Problem details:
Write the material out again, line by line, exactly as it is.
--- START Supplied material ---
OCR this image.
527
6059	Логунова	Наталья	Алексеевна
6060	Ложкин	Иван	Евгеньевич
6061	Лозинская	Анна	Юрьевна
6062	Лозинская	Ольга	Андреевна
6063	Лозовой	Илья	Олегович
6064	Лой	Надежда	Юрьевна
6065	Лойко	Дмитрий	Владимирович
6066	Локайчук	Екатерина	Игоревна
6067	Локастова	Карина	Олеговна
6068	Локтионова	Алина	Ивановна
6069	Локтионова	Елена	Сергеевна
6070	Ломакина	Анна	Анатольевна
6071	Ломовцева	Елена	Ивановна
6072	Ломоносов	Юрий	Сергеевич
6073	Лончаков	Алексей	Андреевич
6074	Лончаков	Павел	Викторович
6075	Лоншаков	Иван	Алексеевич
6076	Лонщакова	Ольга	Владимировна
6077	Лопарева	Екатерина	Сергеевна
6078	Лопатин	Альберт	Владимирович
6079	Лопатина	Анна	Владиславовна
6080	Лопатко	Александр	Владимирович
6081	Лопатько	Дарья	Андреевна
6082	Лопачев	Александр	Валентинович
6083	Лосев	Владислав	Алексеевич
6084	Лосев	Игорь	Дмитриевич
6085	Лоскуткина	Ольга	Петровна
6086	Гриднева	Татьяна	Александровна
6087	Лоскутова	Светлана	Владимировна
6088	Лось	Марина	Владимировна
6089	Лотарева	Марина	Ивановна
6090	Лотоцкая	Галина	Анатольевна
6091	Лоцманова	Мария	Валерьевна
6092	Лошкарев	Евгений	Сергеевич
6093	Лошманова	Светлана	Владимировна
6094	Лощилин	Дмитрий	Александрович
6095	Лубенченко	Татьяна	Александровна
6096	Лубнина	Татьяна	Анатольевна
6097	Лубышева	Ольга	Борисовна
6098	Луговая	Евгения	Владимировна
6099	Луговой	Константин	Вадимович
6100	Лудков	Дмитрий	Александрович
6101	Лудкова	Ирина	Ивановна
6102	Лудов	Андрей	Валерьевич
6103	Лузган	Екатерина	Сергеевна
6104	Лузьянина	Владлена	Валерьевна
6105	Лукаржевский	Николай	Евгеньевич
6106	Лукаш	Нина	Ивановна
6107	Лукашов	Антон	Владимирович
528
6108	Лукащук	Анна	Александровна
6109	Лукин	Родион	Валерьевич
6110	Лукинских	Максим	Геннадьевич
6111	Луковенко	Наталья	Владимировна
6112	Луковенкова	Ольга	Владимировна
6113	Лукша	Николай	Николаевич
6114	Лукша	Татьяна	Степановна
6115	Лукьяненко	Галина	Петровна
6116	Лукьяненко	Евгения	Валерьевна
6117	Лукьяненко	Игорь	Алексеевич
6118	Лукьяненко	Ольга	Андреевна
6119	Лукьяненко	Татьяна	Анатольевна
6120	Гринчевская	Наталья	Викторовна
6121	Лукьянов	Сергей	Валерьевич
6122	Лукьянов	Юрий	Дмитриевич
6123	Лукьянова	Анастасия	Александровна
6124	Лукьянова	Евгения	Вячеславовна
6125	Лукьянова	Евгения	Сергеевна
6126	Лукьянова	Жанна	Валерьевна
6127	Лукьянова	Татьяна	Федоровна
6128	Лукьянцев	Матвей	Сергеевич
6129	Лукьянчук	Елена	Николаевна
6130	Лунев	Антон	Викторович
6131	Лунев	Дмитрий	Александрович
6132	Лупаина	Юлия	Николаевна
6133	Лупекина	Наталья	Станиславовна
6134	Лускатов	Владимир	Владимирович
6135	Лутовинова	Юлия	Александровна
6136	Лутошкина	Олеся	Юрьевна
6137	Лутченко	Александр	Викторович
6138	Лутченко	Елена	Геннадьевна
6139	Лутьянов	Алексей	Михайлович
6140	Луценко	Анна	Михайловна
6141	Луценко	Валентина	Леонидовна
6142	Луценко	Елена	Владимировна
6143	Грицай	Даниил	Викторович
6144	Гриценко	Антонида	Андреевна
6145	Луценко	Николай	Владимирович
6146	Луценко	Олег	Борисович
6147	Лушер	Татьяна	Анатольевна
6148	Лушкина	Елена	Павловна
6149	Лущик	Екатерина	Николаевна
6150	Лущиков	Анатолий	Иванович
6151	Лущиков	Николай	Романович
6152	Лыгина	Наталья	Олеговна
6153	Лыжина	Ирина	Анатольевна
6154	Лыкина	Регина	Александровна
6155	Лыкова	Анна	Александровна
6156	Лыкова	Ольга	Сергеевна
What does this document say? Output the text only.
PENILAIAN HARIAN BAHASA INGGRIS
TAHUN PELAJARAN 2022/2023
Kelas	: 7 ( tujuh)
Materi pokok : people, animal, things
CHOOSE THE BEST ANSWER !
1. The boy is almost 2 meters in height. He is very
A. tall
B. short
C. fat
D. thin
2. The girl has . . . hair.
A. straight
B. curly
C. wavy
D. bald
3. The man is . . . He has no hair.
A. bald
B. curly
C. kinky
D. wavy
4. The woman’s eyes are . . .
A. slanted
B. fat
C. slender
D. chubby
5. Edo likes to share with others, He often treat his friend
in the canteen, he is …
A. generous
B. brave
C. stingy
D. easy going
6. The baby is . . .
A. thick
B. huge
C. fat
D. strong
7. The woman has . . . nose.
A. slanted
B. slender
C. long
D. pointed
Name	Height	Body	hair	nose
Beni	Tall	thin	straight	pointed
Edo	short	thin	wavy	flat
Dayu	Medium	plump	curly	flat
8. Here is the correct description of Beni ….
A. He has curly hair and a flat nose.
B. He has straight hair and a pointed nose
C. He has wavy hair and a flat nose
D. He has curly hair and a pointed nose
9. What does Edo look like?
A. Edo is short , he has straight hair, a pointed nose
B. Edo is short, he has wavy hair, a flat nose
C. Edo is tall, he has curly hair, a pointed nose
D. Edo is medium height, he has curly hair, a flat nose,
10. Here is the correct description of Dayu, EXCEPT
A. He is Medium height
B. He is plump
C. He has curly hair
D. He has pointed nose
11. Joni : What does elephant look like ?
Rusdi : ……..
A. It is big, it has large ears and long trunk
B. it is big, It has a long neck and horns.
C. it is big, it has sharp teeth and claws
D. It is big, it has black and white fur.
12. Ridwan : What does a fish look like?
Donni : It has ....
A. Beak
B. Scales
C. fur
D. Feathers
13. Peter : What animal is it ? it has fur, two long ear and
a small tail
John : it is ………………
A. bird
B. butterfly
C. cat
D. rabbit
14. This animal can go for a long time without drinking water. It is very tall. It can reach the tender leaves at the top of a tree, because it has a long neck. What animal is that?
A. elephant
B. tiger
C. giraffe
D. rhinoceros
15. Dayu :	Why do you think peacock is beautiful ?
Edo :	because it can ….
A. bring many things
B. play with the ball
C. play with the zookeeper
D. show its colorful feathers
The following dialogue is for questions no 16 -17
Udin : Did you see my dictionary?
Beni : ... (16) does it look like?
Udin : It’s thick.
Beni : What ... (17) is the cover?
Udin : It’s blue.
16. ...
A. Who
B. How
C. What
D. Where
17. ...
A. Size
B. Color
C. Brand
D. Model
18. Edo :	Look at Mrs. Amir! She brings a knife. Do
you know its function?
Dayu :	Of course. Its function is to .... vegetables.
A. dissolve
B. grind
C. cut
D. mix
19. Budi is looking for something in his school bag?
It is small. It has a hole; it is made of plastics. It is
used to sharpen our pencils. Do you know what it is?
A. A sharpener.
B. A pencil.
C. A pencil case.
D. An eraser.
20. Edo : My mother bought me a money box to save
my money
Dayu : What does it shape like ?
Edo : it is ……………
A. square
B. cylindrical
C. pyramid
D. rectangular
--- END Supplied material ---
Solution for this problem:
OCR this image.
527
6059	Логунова	Наталья	Алексеевна
6060	Ложкин	Иван	Евгеньевич
6061	Лозинская	Анна	Юрьевна
6062	Лозинская	Ольга	Андреевна
6063	Лозовой	Илья	Олегович
6064	Лой	Надежда	Юрьевна
6065	Лойко	Дмитрий	Владимирович
6066	Локайчук	Екатерина	Игоревна
6067	Локастова	Карина	Олеговна
6068	Локтионова	Алина	Ивановна
6069	Локтионова	Елена	Сергеевна
6070	Ломакина	Анна	Анатольевна
6071	Ломовцева	Елена	Ивановна
6072	Ломоносов	Юрий	Сергеевич
6073	Лончаков	Алексей	Андреевич
6074	Лончаков	Павел	Викторович
6075	Лоншаков	Иван	Алексеевич
6076	Лонщакова	Ольга	Владимировна
6077	Лопарева	Екатерина	Сергеевна
6078	Лопатин	Альберт	Владимирович
6079	Лопатина	Анна	Владиславовна
6080	Лопатко	Александр	Владимирович
6081	Лопатько	Дарья	Андреевна
6082	Лопачев	Александр	Валентинович
6083	Лосев	Владислав	Алексеевич
6084	Лосев	Игорь	Дмитриевич
6085	Лоскуткина	Ольга	Петровна
6086	Гриднева	Татьяна	Александровна
6087	Лоскутова	Светлана	Владимировна
6088	Лось	Марина	Владимировна
6089	Лотарева	Марина	Ивановна
6090	Лотоцкая	Галина	Анатольевна
6091	Лоцманова	Мария	Валерьевна
6092	Лошкарев	Евгений	Сергеевич
6093	Лошманова	Светлана	Владимировна
6094	Лощилин	Дмитрий	Александрович
6095	Лубенченко	Татьяна	Александровна
6096	Лубнина	Татьяна	Анатольевна
6097	Лубышева	Ольга	Борисовна
6098	Луговая	Евгения	Владимировна
6099	Луговой	Константин	Вадимович
6100	Лудков	Дмитрий	Александрович
6101	Лудкова	Ирина	Ивановна
6102	Лудов	Андрей	Валерьевич
6103	Лузган	Екатерина	Сергеевна
6104	Лузьянина	Владлена	Валерьевна
6105	Лукаржевский	Николай	Евгеньевич
6106	Лукаш	Нина	Ивановна
6107	Лукашов	Антон	Владимирович
528
6108	Лукащук	Анна	Александровна
6109	Лукин	Родион	Валерьевич
6110	Лукинских	Максим	Геннадьевич
6111	Луковенко	Наталья	Владимировна
6112	Луковенкова	Ольга	Владимировна
6113	Лукша	Николай	Николаевич
6114	Лукша	Татьяна	Степановна
6115	Лукьяненко	Галина	Петровна
6116	Лукьяненко	Евгения	Валерьевна
6117	Лукьяненко	Игорь	Алексеевич
6118	Лукьяненко	Ольга	Андреевна
6119	Лукьяненко	Татьяна	Анатольевна
6120	Гринчевская	Наталья	Викторовна
6121	Лукьянов	Сергей	Валерьевич
6122	Лукьянов	Юрий	Дмитриевич
6123	Лукьянова	Анастасия	Александровна
6124	Лукьянова	Евгения	Вячеславовна
6125	Лукьянова	Евгения	Сергеевна
6126	Лукьянова	Жанна	Валерьевна
6127	Лукьянова	Татьяна	Федоровна
6128	Лукьянцев	Матвей	Сергеевич
6129	Лукьянчук	Елена	Николаевна
6130	Лунев	Антон	Викторович
6131	Лунев	Дмитрий	Александрович
6132	Лупаина	Юлия	Николаевна
6133	Лупекина	Наталья	Станиславовна
6134	Лускатов	Владимир	Владимирович
6135	Лутовинова	Юлия	Александровна
6136	Лутошкина	Олеся	Юрьевна
6137	Лутченко	Александр	Викторович
6138	Лутченко	Елена	Геннадьевна
6139	Лутьянов	Алексей	Михайлович
6140	Луценко	Анна	Михайловна
6141	Луценко	Валентина	Леонидовна
6142	Луценко	Елена	Владимировна
6143	Грицай	Даниил	Викторович
6144	Гриценко	Антонида	Андреевна
6145	Луценко	Николай	Владимирович
6146	Луценко	Олег	Борисович
6147	Лушер	Татьяна	Анатольевна
6148	Лушкина	Елена	Павловна
6149	Лущик	Екатерина	Николаевна
6150	Лущиков	Анатолий	Иванович
6151	Лущиков	Николай	Романович
6152	Лыгина	Наталья	Олеговна
6153	Лыжина	Ирина	Анатольевна
6154	Лыкина	Регина	Александровна
6155	Лыкова	Анна	Александровна
6156	Лыкова	Ольга	Сергеевна
What does this document say? Output the text only.
PENILAIAN HARIAN BAHASA INGGRIS
TAHUN PELAJARAN 2022/2023
Kelas	: 7 ( tujuh)
Materi pokok : people, animal, things
CHOOSE THE BEST ANSWER !
1. The boy is almost 2 meters in height. He is very
A. tall
B. short
C. fat
D. thin
2. The girl has . . . hair.
A. straight
B. curly
C. wavy
D. bald
3. The man is . . . He has no hair.
A. bald
B. curly
C. kinky
D. wavy
4. The woman’s eyes are . . .
A. slanted
B. fat
C. slender
D. chubby
5. Edo likes to share with others, He often treat his friend
in the canteen, he is …
A. generous
B. brave
C. stingy
D. easy going
6. The baby is . . .
A. thick
B. huge
C. fat
D. strong
7. The woman has . . . nose.
A. slanted
B. slender
C. long
D. pointed
Name	Height	Body	hair	nose
Beni	Tall	thin	straight	pointed
Edo	short	thin	wavy	flat
Dayu	Medium	plump	curly	flat
8. Here is the correct description of Beni ….
A. He has curly hair and a flat nose.
B. He has straight hair and a pointed nose
C. He has wavy hair and a flat nose
D. He has curly hair and a pointed nose
9. What does Edo look like?
A. Edo is short , he has straight hair, a pointed nose
B. Edo is short, he has wavy hair, a flat nose
C. Edo is tall, he has curly hair, a pointed nose
D. Edo is medium height, he has curly hair, a flat nose,
10. Here is the correct description of Dayu, EXCEPT
A. He is Medium height
B. He is plump
C. He has curly hair
D. He has pointed nose
11. Joni : What does elephant look like ?
Rusdi : ……..
A. It is big, it has large ears and long trunk
B. it is big, It has a long neck and horns.
C. it is big, it has sharp teeth and claws
D. It is big, it has black and white fur.
12. Ridwan : What does a fish look like?
Donni : It has ....
A. Beak
B. Scales
C. fur
D. Feathers
13. Peter : What animal is it ? it has fur, two long ear and
a small tail
John : it is ………………
A. bird
B. butterfly
C. cat
D. rabbit
14. This animal can go for a long time without drinking water. It is very tall. It can reach the tender leaves at the top of a tree, because it has a long neck. What animal is that?
A. elephant
B. tiger
C. giraffe
D. rhinoceros
15. Dayu :	Why do you think peacock is beautiful ?
Edo :	because it can ….
A. bring many things
B. play with the ball
C. play with the zookeeper
D. show its colorful feathers
The following dialogue is for questions no 16 -17
Udin : Did you see my dictionary?
Beni : ... (16) does it look like?
Udin : It’s thick.
Beni : What ... (17) is the cover?
Udin : It’s blue.
16. ...
A. Who
B. How
C. What
D. Where
17. ...
A. Size
B. Color
C. Brand
D. Model
18. Edo :	Look at Mrs. Amir! She brings a knife. Do
you know its function?
Dayu :	Of course. Its function is to .... vegetables.
A. dissolve
B. grind
C. cut
D. mix
19. Budi is looking for something in his school bag?
It is small. It has a hole; it is made of plastics. It is
used to sharpen our pencils. Do you know what it is?
A. A sharpener.
B. A pencil.
C. A pencil case.
D. An eraser.
20. Edo : My mother bought me a money box to save
my money
Dayu : What does it shape like ?
Edo : it is ……………
A. square
B. cylindrical
C. pyramid
D. rectangular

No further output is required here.